### WRITTEN PROBLEM:
Wherever the string "Smartphone" occurs in a line of these records, report that line.

Source records:
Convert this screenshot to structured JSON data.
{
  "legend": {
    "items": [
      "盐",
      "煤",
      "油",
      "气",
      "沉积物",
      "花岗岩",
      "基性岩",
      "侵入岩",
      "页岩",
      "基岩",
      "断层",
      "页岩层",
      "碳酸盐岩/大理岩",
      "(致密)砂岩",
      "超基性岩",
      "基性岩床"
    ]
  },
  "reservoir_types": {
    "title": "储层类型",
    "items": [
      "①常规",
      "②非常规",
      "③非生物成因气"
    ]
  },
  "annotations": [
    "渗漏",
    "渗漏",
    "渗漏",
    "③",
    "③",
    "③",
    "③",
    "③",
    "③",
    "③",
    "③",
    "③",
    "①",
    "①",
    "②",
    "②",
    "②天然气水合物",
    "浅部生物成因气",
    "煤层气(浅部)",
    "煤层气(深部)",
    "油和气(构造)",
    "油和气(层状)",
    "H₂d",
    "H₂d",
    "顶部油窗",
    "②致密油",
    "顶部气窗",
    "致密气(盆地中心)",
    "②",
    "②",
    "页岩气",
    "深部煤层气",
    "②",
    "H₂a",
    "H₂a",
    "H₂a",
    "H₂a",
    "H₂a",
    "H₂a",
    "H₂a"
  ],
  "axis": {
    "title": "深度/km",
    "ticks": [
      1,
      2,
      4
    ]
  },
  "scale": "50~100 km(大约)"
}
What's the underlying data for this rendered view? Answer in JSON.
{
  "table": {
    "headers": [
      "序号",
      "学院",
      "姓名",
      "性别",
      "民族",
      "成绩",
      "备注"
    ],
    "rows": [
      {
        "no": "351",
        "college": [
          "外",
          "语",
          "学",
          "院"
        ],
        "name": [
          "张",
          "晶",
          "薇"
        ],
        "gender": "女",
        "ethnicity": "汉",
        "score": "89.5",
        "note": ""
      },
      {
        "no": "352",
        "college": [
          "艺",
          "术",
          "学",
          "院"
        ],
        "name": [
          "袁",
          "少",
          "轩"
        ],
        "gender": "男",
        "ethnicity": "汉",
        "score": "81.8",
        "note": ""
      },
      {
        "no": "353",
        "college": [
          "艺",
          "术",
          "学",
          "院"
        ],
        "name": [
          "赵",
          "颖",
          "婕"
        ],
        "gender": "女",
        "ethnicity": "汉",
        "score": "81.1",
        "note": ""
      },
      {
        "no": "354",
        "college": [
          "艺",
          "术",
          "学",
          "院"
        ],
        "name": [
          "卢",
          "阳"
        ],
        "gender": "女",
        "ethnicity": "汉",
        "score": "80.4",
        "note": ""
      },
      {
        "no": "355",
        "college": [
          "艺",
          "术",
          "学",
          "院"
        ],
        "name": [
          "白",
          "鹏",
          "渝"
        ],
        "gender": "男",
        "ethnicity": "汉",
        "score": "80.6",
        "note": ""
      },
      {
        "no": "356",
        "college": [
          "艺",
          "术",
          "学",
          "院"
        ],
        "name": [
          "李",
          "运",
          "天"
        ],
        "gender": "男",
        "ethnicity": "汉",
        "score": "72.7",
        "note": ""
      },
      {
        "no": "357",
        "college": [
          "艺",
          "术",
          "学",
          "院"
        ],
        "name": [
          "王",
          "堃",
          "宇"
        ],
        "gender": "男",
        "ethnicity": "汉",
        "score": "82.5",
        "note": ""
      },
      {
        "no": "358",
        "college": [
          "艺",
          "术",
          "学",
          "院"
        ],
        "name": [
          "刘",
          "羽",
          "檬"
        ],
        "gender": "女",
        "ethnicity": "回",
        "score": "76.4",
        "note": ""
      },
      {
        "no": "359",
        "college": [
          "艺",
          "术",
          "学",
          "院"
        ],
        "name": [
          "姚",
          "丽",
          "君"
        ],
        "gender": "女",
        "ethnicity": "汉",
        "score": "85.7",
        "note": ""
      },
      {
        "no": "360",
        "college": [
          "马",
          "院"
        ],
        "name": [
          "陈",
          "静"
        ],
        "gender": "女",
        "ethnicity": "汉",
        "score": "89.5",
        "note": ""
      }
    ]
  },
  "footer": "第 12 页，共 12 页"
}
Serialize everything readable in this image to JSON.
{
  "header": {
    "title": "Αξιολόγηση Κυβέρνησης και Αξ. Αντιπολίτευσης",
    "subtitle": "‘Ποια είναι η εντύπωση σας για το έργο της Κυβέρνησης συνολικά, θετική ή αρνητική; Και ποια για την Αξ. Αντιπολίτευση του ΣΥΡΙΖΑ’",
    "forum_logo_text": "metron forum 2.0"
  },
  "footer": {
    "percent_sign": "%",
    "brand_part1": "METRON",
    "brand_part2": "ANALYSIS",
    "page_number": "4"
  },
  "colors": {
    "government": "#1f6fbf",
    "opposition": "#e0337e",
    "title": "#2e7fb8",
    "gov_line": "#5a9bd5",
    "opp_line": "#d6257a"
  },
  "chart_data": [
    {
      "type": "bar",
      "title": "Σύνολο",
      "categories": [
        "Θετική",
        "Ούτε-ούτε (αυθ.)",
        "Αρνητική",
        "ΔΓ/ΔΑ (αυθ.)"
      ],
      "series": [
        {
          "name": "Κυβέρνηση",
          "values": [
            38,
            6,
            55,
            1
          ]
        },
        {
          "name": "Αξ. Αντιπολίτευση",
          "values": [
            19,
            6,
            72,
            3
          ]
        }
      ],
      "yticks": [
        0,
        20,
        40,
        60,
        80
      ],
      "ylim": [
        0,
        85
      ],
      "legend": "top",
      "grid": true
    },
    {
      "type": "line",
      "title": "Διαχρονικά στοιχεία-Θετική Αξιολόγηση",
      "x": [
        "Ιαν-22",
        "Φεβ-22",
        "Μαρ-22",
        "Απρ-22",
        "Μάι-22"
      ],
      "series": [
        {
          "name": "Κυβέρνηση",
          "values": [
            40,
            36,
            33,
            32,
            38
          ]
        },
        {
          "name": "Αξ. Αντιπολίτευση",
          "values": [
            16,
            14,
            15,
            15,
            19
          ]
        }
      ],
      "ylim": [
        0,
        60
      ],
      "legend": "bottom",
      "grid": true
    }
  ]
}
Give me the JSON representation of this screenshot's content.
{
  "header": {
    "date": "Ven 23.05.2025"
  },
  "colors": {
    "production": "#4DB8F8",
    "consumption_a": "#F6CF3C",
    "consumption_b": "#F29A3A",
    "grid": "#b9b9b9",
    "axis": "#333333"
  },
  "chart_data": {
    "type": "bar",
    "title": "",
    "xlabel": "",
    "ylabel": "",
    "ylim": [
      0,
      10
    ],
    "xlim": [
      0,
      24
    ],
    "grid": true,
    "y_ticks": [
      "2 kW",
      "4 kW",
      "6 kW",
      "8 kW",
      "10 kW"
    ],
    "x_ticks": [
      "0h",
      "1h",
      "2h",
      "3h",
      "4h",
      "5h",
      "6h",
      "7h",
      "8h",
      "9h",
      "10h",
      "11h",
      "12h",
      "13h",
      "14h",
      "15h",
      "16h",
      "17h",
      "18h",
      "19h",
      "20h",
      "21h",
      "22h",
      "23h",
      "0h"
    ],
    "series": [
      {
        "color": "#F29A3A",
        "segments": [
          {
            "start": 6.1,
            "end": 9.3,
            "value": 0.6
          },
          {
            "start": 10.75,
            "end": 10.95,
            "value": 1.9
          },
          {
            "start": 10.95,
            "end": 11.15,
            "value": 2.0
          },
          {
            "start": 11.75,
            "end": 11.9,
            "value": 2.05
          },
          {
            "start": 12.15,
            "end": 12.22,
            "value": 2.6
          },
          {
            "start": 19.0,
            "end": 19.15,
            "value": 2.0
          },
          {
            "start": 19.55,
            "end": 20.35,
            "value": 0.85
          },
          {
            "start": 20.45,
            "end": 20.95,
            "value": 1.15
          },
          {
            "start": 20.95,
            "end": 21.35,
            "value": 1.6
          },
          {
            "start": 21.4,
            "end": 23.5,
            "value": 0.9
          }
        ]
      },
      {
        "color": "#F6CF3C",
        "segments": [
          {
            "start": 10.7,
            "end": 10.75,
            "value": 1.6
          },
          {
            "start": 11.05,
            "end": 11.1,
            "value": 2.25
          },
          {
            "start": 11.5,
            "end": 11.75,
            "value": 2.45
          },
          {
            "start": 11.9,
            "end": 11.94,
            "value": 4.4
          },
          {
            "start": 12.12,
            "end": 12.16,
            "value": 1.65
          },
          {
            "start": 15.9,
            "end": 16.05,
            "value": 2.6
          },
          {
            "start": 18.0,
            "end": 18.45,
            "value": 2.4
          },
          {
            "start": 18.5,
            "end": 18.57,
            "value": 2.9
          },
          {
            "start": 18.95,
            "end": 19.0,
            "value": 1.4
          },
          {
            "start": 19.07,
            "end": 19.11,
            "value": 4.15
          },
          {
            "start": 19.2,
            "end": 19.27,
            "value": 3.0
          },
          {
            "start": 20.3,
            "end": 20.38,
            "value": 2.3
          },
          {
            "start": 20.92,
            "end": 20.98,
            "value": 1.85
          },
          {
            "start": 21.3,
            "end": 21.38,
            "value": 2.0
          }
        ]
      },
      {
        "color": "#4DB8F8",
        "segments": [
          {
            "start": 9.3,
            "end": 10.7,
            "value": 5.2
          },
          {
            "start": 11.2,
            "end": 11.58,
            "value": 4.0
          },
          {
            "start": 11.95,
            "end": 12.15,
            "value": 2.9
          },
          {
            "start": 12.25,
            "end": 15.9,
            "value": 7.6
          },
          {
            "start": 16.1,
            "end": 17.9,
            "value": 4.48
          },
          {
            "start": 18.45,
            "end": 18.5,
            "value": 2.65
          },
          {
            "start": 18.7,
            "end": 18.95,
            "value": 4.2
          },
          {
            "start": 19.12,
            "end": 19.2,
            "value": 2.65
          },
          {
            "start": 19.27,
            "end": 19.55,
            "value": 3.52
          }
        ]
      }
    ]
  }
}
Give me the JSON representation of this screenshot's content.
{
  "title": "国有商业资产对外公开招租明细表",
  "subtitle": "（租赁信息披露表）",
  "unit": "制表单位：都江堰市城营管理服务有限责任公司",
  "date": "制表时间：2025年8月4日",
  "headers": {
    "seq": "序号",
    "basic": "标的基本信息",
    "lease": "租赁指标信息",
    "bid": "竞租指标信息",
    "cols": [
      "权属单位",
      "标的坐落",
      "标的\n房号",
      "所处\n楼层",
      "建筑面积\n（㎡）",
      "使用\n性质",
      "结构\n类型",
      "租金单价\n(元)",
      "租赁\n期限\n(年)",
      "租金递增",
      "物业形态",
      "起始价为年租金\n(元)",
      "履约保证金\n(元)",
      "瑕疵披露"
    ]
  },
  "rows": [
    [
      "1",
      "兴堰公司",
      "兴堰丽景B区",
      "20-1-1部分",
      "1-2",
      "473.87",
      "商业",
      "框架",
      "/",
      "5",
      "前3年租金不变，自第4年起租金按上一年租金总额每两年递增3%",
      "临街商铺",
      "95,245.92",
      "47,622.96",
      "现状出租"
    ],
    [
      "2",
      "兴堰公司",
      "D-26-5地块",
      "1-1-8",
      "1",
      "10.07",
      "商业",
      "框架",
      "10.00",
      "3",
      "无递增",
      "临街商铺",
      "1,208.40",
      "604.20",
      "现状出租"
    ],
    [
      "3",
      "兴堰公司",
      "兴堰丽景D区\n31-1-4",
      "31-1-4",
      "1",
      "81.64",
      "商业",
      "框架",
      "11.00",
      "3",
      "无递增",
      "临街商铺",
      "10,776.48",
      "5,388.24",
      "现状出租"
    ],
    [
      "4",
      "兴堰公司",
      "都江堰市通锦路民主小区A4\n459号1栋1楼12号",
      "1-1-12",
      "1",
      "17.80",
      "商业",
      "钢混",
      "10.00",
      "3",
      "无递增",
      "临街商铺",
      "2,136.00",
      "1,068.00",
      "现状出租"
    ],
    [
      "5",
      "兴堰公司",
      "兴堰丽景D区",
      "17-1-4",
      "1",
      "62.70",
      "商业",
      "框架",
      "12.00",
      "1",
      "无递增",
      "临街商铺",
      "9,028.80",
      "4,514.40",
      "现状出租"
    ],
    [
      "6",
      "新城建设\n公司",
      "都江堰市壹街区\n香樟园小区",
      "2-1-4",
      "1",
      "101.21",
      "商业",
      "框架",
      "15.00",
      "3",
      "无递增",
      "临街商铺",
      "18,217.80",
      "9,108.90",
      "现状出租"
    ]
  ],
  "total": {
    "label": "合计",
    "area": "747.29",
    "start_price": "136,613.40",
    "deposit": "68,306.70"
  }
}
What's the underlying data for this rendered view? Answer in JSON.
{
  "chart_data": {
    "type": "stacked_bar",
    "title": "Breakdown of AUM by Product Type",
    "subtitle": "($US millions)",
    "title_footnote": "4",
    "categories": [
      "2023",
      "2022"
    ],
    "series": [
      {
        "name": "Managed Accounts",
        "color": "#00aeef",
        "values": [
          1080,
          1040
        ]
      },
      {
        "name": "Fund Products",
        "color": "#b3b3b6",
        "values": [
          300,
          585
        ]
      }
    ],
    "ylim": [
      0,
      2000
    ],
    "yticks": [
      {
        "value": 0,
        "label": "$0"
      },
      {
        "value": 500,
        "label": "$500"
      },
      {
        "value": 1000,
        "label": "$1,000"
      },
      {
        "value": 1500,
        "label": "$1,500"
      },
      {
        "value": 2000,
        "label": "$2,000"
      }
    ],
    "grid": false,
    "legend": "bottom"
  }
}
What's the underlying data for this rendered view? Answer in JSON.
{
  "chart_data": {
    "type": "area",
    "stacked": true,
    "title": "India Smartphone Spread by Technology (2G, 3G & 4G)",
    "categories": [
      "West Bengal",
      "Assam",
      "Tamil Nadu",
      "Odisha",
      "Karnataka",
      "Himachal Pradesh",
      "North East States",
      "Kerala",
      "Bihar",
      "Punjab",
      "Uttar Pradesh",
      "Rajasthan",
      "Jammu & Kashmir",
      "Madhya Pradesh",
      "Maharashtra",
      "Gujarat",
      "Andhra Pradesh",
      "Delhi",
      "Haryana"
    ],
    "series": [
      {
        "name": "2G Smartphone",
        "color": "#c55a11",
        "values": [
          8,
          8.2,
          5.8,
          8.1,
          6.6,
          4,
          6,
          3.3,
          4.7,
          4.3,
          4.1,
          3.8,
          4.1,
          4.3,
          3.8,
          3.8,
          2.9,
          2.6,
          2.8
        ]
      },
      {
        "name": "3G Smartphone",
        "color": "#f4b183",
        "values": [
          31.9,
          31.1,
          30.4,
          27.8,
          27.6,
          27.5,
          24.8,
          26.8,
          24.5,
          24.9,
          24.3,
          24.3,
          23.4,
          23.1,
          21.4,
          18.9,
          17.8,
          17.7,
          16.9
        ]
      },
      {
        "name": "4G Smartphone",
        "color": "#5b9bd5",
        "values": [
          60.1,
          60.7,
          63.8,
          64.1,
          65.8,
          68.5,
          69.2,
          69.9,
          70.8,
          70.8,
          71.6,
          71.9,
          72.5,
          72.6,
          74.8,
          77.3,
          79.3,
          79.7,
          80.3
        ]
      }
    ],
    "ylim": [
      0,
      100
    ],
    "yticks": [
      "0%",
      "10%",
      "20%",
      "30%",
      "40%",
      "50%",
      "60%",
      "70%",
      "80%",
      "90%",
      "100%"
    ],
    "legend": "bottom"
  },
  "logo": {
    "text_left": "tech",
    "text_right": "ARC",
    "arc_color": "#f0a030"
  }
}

### RESULT OF THIS EXERCISE:
    "title": "India Smartphone Spread by Technology (2G, 3G & 4G)",
        "name": "2G Smartphone",
        "name": "3G Smartphone",
        "name": "4G Smartphone",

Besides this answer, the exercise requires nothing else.